**PROBLEM**
Tally the lines of the data that include the word "this" and state the total, nothing else.

**DATA**

⟨

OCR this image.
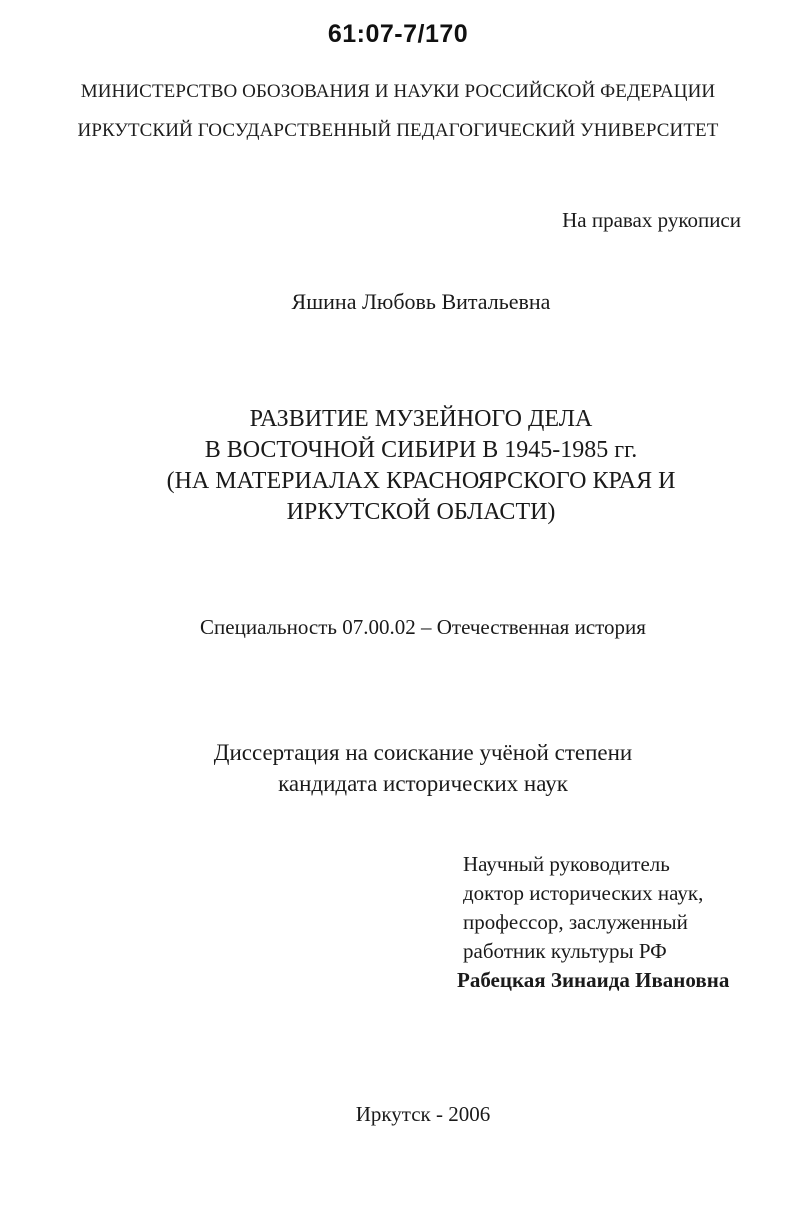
61:07-7/170
МИНИСТЕРСТВО ОБОЗОВАНИЯ И НАУКИ РОССИЙСКОЙ ФЕДЕРАЦИИ
ИРКУТСКИЙ ГОСУДАРСТВЕННЫЙ ПЕДАГОГИЧЕСКИЙ УНИВЕРСИТЕТ
На правах рукописи
Яшина Любовь Витальевна
РАЗВИТИЕ МУЗЕЙНОГО ДЕЛА
В ВОСТОЧНОЙ СИБИРИ В 1945-1985 гг.
(НА МАТЕРИАЛАХ КРАСНОЯРСКОГО КРАЯ И
ИРКУТСКОЙ ОБЛАСТИ)
Специальность 07.00.02 – Отечественная история
Диссертация на соискание учёной степени
кандидата исторических наук
Научный руководитель
доктор исторических наук,
профессор, заслуженный
работник культуры РФ
Рабецкая Зинаида Ивановна
Иркутск - 2006
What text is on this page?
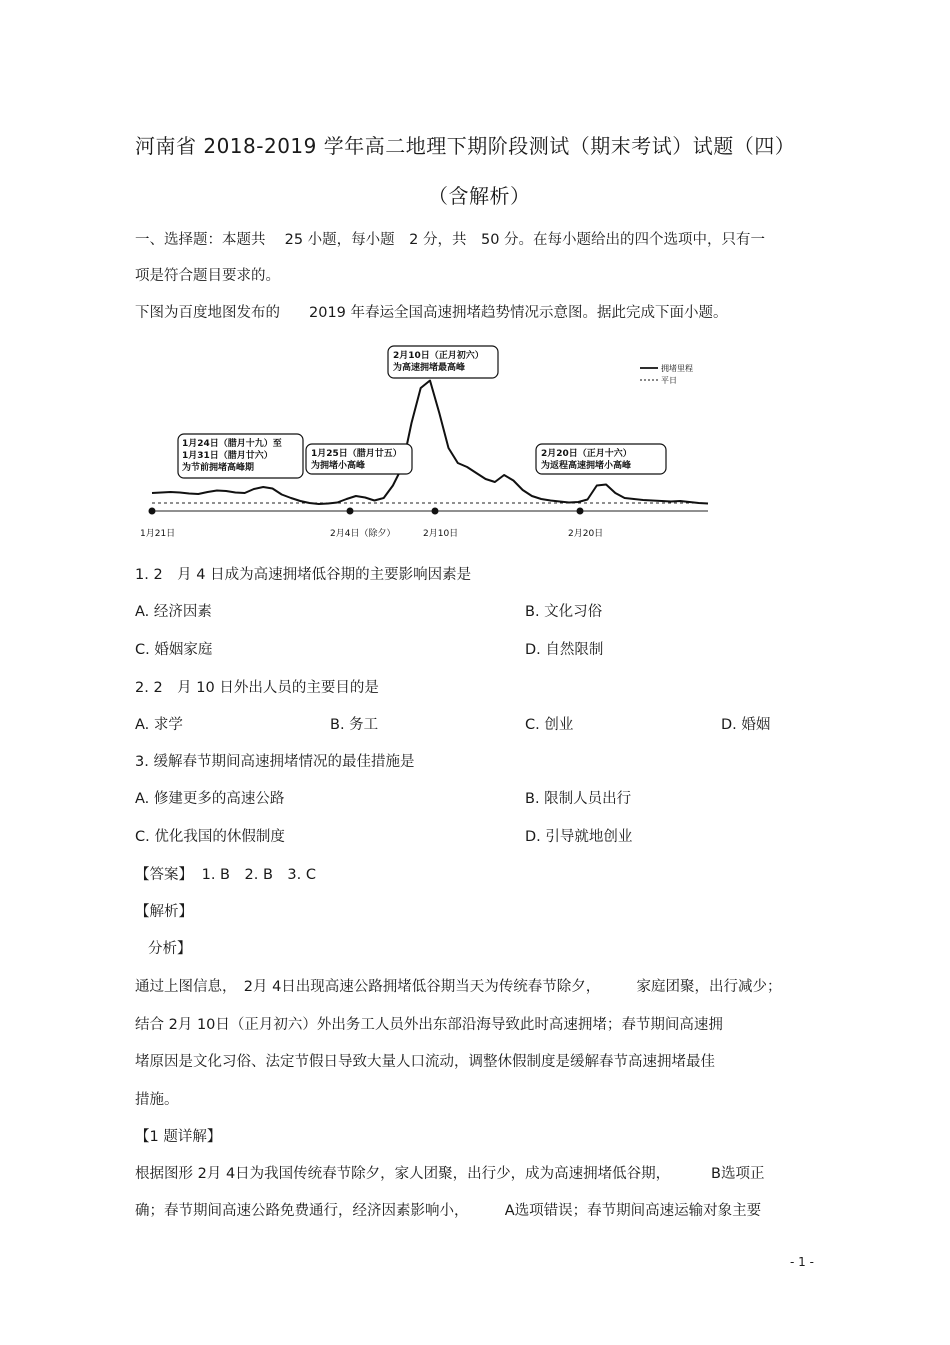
河南省 2018-2019 学年高二地理下期阶段测试（期末考试）试题（四）
（含解析）
一、选择题：本题共　 25 小题，每小题　2 分，共　50 分。在每小题给出的四个选项中，只有一
项是符合题目要求的。
下图为百度地图发布的　　2019 年春运全国高速拥堵趋势情况示意图。据此完成下面小题。
1月21日	2月4日（除夕）	2月10日	2月20日
1月24日（腊月十九）至
1月31日（腊月廿六）
为节前拥堵高峰期
1月25日（腊月廿五）
为拥堵小高峰
2月10日（正月初六）
为高速拥堵最高峰
2月20日（正月十六）
为返程高速拥堵小高峰
拥堵里程
平日
1. 2　月 4 日成为高速拥堵低谷期的主要影响因素是
A. 经济因素	B. 文化习俗
C. 婚姻家庭	D. 自然限制
2. 2　月 10 日外出人员的主要目的是
A. 求学	B. 务工	C. 创业	D. 婚姻
3. 缓解春节期间高速拥堵情况的最佳措施是
A. 修建更多的高速公路	B. 限制人员出行
C. 优化我国的休假制度	D. 引导就地创业
【答案】 1. B　2. B　3. C
【解析】
分析】
通过上图信息，　2月 4日出现高速公路拥堵低谷期当天为传统春节除夕，　　　家庭团聚，出行减少；
结合 2月 10日（正月初六）外出务工人员外出东部沿海导致此时高速拥堵；春节期间高速拥
堵原因是文化习俗、法定节假日导致大量人口流动，调整休假制度是缓解春节高速拥堵最佳
措施。
【1 题详解】
根据图形 2月 4日为我国传统春节除夕，家人团聚，出行少，成为高速拥堵低谷期，　　　 B选项正
确；春节期间高速公路免费通行，经济因素影响小，　　　A选项错误；春节期间高速运输对象主要
- 1 -
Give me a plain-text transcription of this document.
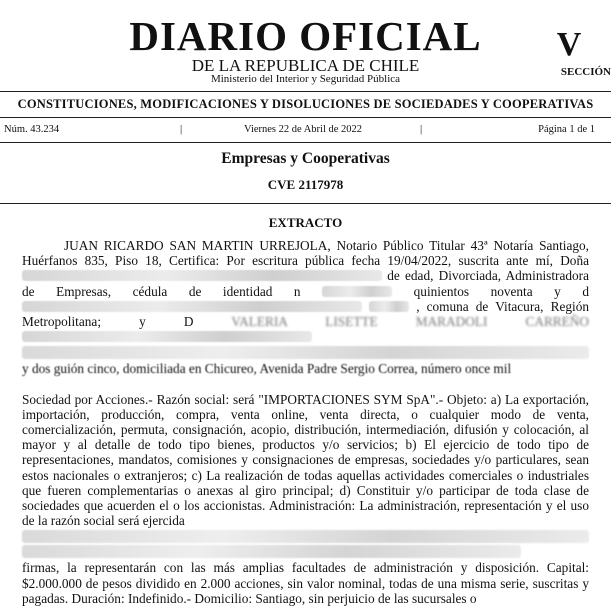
DIARIO OFICIAL
DE LA REPUBLICA DE CHILE
Ministerio del Interior y Seguridad Pública
V
SECCIÓN
CONSTITUCIONES, MODIFICACIONES Y DISOLUCIONES DE SOCIEDADES Y COOPERATIVAS
Núm. 43.234	|	Viernes 22 de Abril de 2022	|	Página 1 de 1
Empresas y Cooperativas
CVE 2117978
EXTRACTO

JUAN RICARDO SAN MARTIN URREJOLA, Notario Público Titular 43ª Notaría Santiago, Huérfanos 835, Piso 18, Certifica: Por escritura pública fecha 19/04/2022, suscrita ante mí, Doña  de edad, Divorciada, Administradora de Empresas, cédula de identidad n	quinientos noventa y d   , comuna de Vitacura, Región Metropolitana; y D	VALERIA LISETTE MARADOLI CARREÑO
y dos guión cinco, domiciliada en Chicureo, Avenida Padre Sergio Correa, número once mil

Sociedad por Acciones.- Razón social: será "IMPORTACIONES SYM SpA".- Objeto: a) La exportación, importación, producción, compra, venta online, venta directa, o cualquier modo de venta, comercialización, permuta, consignación, acopio, distribución, intermediación, difusión y colocación, al mayor y al detalle de todo tipo bienes, productos y/o servicios; b) El ejercicio de todo tipo de representaciones, mandatos, comisiones y consignaciones de empresas, sociedades y/o particulares, sean estos nacionales o extranjeros; c) La realización de todas aquellas actividades comerciales o industriales que fueren complementarias o anexas al giro principal; d) Constituir y/o participar de toda clase de sociedades que acuerden el o los accionistas. Administración: La administración, representación y el uso de la razón social será ejercida
firmas, la representarán con las más amplias facultades de administración y disposición. Capital: $2.000.000 de pesos dividido en 2.000 acciones, sin valor nominal, todas de una misma serie, suscritas y pagadas. Duración: Indefinido.- Domicilio: Santiago, sin perjuicio de las sucursales o
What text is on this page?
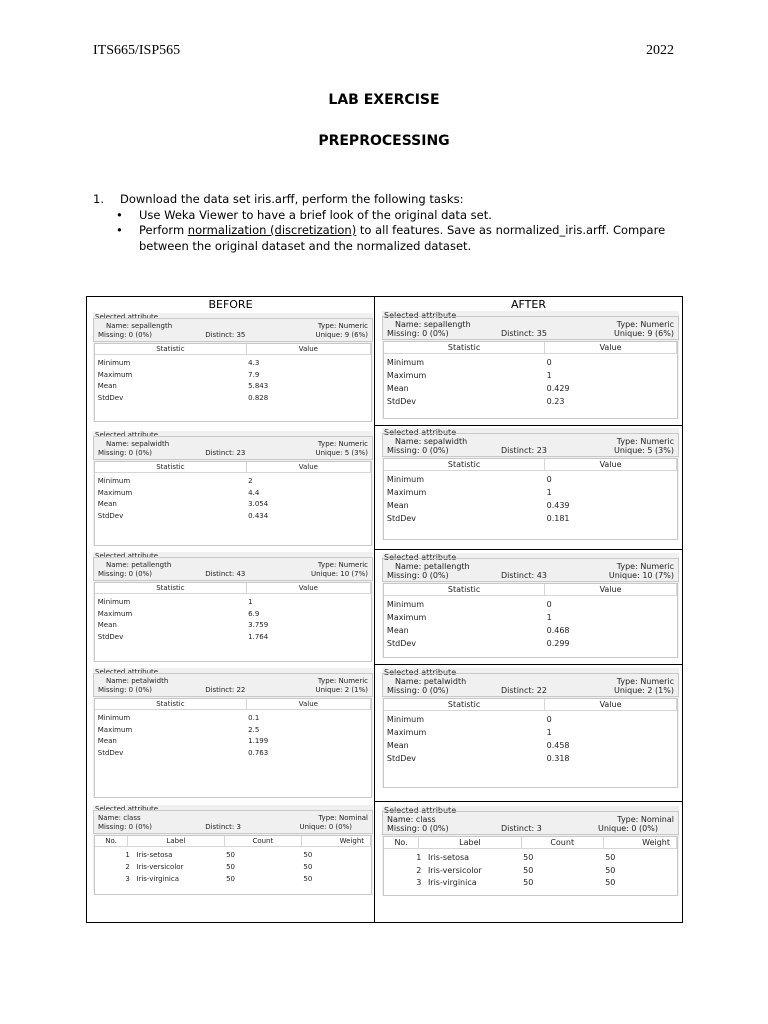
ITS665/ISP565	2022
LAB EXERCISE
PREPROCESSING
1. Download the data set iris.arff, perform the following tasks:
• Use Weka Viewer to have a brief look of the original data set.
• Perform normalization (discretization) to all features. Save as normalized_iris.arff. Compare between the original dataset and the normalized dataset.
BEFORE	AFTER
Selected attribute
Name: sepallength	Type: Numeric
Missing: 0 (0%)	Distinct: 35	Unique: 9 (6%)
Statistic	Value
Minimum	4.3
Maximum	7.9
Mean	5.843
StdDev	0.828
Selected attribute
Name: sepalwidth	Type: Numeric
Missing: 0 (0%)	Distinct: 23	Unique: 5 (3%)
Statistic	Value
Minimum	2
Maximum	4.4
Mean	3.054
StdDev	0.434
Selected attribute
Name: petallength	Type: Numeric
Missing: 0 (0%)	Distinct: 43	Unique: 10 (7%)
Statistic	Value
Minimum	1
Maximum	6.9
Mean	3.759
StdDev	1.764
Selected attribute
Name: petalwidth	Type: Numeric
Missing: 0 (0%)	Distinct: 22	Unique: 2 (1%)
Statistic	Value
Minimum	0.1
Maximum	2.5
Mean	1.199
StdDev	0.763
Selected attribute
Name: class	Type: Nominal
Missing: 0 (0%)	Distinct: 3	Unique: 0 (0%)
No.	Label	Count	Weight
1 Iris-setosa	50	50
2 Iris-versicolor	50	50
3 Iris-virginica	50	50
Selected attribute
Name: sepallength	Type: Numeric
Missing: 0 (0%)	Distinct: 35	Unique: 9 (6%)
Statistic	Value
Minimum	0
Maximum	1
Mean	0.429
StdDev	0.23
Selected attribute
Name: sepalwidth	Type: Numeric
Missing: 0 (0%)	Distinct: 23	Unique: 5 (3%)
Statistic	Value
Minimum	0
Maximum	1
Mean	0.439
StdDev	0.181
Selected attribute
Name: petallength	Type: Numeric
Missing: 0 (0%)	Distinct: 43	Unique: 10 (7%)
Statistic	Value
Minimum	0
Maximum	1
Mean	0.468
StdDev	0.299
Selected attribute
Name: petalwidth	Type: Numeric
Missing: 0 (0%)	Distinct: 22	Unique: 2 (1%)
Statistic	Value
Minimum	0
Maximum	1
Mean	0.458
StdDev	0.318
Selected attribute
Name: class	Type: Nominal
Missing: 0 (0%)	Distinct: 3	Unique: 0 (0%)
No.	Label	Count	Weight
1 Iris-setosa	50	50
2 Iris-versicolor	50	50
3 Iris-virginica	50	50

⟩

**WRITTEN ANSWER**
4